> **Rows from a figure dataset**:
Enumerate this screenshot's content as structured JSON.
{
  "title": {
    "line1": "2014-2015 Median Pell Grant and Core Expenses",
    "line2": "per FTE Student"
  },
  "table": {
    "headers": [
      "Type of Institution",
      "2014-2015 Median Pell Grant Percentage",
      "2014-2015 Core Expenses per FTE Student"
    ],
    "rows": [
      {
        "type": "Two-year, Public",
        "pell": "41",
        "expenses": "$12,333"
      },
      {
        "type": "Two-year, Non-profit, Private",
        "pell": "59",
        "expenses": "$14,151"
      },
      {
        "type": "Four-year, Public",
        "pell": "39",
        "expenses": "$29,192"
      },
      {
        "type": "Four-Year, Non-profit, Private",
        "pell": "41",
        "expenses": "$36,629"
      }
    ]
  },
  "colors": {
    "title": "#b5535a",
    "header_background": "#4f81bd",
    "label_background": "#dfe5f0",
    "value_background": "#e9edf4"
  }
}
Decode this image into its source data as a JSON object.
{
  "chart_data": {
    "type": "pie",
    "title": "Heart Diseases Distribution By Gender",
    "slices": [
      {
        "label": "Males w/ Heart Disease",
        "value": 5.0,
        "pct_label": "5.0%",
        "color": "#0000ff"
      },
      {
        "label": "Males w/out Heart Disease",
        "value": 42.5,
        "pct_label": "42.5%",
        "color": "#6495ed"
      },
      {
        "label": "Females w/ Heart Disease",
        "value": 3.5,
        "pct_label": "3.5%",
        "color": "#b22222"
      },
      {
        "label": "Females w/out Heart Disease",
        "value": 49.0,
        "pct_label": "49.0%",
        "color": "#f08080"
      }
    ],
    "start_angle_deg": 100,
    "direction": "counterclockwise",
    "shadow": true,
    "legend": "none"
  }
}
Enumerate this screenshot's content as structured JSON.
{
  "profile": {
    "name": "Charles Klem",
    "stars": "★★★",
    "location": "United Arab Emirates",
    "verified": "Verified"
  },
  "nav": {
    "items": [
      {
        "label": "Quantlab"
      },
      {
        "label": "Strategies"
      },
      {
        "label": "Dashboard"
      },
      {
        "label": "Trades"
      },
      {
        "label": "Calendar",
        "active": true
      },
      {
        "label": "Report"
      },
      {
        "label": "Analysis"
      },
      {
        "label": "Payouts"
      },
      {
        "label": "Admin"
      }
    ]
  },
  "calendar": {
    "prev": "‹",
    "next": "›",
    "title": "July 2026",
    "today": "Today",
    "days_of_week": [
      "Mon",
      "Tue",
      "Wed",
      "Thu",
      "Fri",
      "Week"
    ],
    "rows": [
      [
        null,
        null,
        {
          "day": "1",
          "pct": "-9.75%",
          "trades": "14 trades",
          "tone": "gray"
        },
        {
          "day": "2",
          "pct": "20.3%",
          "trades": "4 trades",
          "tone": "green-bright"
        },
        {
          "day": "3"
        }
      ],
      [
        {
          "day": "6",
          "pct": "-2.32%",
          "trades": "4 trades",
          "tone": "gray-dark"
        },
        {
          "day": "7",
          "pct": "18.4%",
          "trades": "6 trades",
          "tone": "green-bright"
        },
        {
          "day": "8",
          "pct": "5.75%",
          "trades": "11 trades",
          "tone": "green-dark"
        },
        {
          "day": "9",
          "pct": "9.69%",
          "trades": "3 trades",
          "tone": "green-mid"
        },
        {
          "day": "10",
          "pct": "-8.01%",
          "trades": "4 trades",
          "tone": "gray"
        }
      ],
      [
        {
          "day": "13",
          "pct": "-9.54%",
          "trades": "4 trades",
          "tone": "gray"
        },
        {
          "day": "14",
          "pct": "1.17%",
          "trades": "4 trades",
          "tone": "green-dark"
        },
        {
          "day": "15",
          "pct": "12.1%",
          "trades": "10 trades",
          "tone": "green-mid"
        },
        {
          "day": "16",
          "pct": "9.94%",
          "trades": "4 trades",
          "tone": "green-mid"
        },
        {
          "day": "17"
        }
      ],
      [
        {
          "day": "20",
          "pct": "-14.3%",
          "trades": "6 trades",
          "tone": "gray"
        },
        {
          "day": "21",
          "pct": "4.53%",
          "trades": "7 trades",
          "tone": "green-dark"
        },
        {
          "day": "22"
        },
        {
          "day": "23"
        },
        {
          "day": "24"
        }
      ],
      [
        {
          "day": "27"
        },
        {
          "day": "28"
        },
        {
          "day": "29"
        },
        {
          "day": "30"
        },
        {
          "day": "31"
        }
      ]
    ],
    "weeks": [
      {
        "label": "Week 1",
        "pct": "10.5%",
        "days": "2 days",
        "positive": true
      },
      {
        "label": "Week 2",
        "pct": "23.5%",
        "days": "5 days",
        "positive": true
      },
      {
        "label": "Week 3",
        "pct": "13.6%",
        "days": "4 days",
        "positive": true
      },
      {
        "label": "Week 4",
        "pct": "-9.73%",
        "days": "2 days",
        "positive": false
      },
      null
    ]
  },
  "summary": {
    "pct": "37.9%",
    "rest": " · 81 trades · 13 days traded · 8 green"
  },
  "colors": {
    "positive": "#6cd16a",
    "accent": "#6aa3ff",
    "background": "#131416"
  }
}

> **OBJECTIVE**: Make a verbatim copy of every entry shown above.

> **RESPONSE**:
Enumerate this screenshot's content as structured JSON.
{
  "title": {
    "line1": "2014-2015 Median Pell Grant and Core Expenses",
    "line2": "per FTE Student"
  },
  "table": {
    "headers": [
      "Type of Institution",
      "2014-2015 Median Pell Grant Percentage",
      "2014-2015 Core Expenses per FTE Student"
    ],
    "rows": [
      {
        "type": "Two-year, Public",
        "pell": "41",
        "expenses": "$12,333"
      },
      {
        "type": "Two-year, Non-profit, Private",
        "pell": "59",
        "expenses": "$14,151"
      },
      {
        "type": "Four-year, Public",
        "pell": "39",
        "expenses": "$29,192"
      },
      {
        "type": "Four-Year, Non-profit, Private",
        "pell": "41",
        "expenses": "$36,629"
      }
    ]
  },
  "colors": {
    "title": "#b5535a",
    "header_background": "#4f81bd",
    "label_background": "#dfe5f0",
    "value_background": "#e9edf4"
  }
}
Decode this image into its source data as a JSON object.
{
  "chart_data": {
    "type": "pie",
    "title": "Heart Diseases Distribution By Gender",
    "slices": [
      {
        "label": "Males w/ Heart Disease",
        "value": 5.0,
        "pct_label": "5.0%",
        "color": "#0000ff"
      },
      {
        "label": "Males w/out Heart Disease",
        "value": 42.5,
        "pct_label": "42.5%",
        "color": "#6495ed"
      },
      {
        "label": "Females w/ Heart Disease",
        "value": 3.5,
        "pct_label": "3.5%",
        "color": "#b22222"
      },
      {
        "label": "Females w/out Heart Disease",
        "value": 49.0,
        "pct_label": "49.0%",
        "color": "#f08080"
      }
    ],
    "start_angle_deg": 100,
    "direction": "counterclockwise",
    "shadow": true,
    "legend": "none"
  }
}
Enumerate this screenshot's content as structured JSON.
{
  "profile": {
    "name": "Charles Klem",
    "stars": "★★★",
    "location": "United Arab Emirates",
    "verified": "Verified"
  },
  "nav": {
    "items": [
      {
        "label": "Quantlab"
      },
      {
        "label": "Strategies"
      },
      {
        "label": "Dashboard"
      },
      {
        "label": "Trades"
      },
      {
        "label": "Calendar",
        "active": true
      },
      {
        "label": "Report"
      },
      {
        "label": "Analysis"
      },
      {
        "label": "Payouts"
      },
      {
        "label": "Admin"
      }
    ]
  },
  "calendar": {
    "prev": "‹",
    "next": "›",
    "title": "July 2026",
    "today": "Today",
    "days_of_week": [
      "Mon",
      "Tue",
      "Wed",
      "Thu",
      "Fri",
      "Week"
    ],
    "rows": [
      [
        null,
        null,
        {
          "day": "1",
          "pct": "-9.75%",
          "trades": "14 trades",
          "tone": "gray"
        },
        {
          "day": "2",
          "pct": "20.3%",
          "trades": "4 trades",
          "tone": "green-bright"
        },
        {
          "day": "3"
        }
      ],
      [
        {
          "day": "6",
          "pct": "-2.32%",
          "trades": "4 trades",
          "tone": "gray-dark"
        },
        {
          "day": "7",
          "pct": "18.4%",
          "trades": "6 trades",
          "tone": "green-bright"
        },
        {
          "day": "8",
          "pct": "5.75%",
          "trades": "11 trades",
          "tone": "green-dark"
        },
        {
          "day": "9",
          "pct": "9.69%",
          "trades": "3 trades",
          "tone": "green-mid"
        },
        {
          "day": "10",
          "pct": "-8.01%",
          "trades": "4 trades",
          "tone": "gray"
        }
      ],
      [
        {
          "day": "13",
          "pct": "-9.54%",
          "trades": "4 trades",
          "tone": "gray"
        },
        {
          "day": "14",
          "pct": "1.17%",
          "trades": "4 trades",
          "tone": "green-dark"
        },
        {
          "day": "15",
          "pct": "12.1%",
          "trades": "10 trades",
          "tone": "green-mid"
        },
        {
          "day": "16",
          "pct": "9.94%",
          "trades": "4 trades",
          "tone": "green-mid"
        },
        {
          "day": "17"
        }
      ],
      [
        {
          "day": "20",
          "pct": "-14.3%",
          "trades": "6 trades",
          "tone": "gray"
        },
        {
          "day": "21",
          "pct": "4.53%",
          "trades": "7 trades",
          "tone": "green-dark"
        },
        {
          "day": "22"
        },
        {
          "day": "23"
        },
        {
          "day": "24"
        }
      ],
      [
        {
          "day": "27"
        },
        {
          "day": "28"
        },
        {
          "day": "29"
        },
        {
          "day": "30"
        },
        {
          "day": "31"
        }
      ]
    ],
    "weeks": [
      {
        "label": "Week 1",
        "pct": "10.5%",
        "days": "2 days",
        "positive": true
      },
      {
        "label": "Week 2",
        "pct": "23.5%",
        "days": "5 days",
        "positive": true
      },
      {
        "label": "Week 3",
        "pct": "13.6%",
        "days": "4 days",
        "positive": true
      },
      {
        "label": "Week 4",
        "pct": "-9.73%",
        "days": "2 days",
        "positive": false
      },
      null
    ]
  },
  "summary": {
    "pct": "37.9%",
    "rest": " · 81 trades · 13 days traded · 8 green"
  },
  "colors": {
    "positive": "#6cd16a",
    "accent": "#6aa3ff",
    "background": "#131416"
  }
}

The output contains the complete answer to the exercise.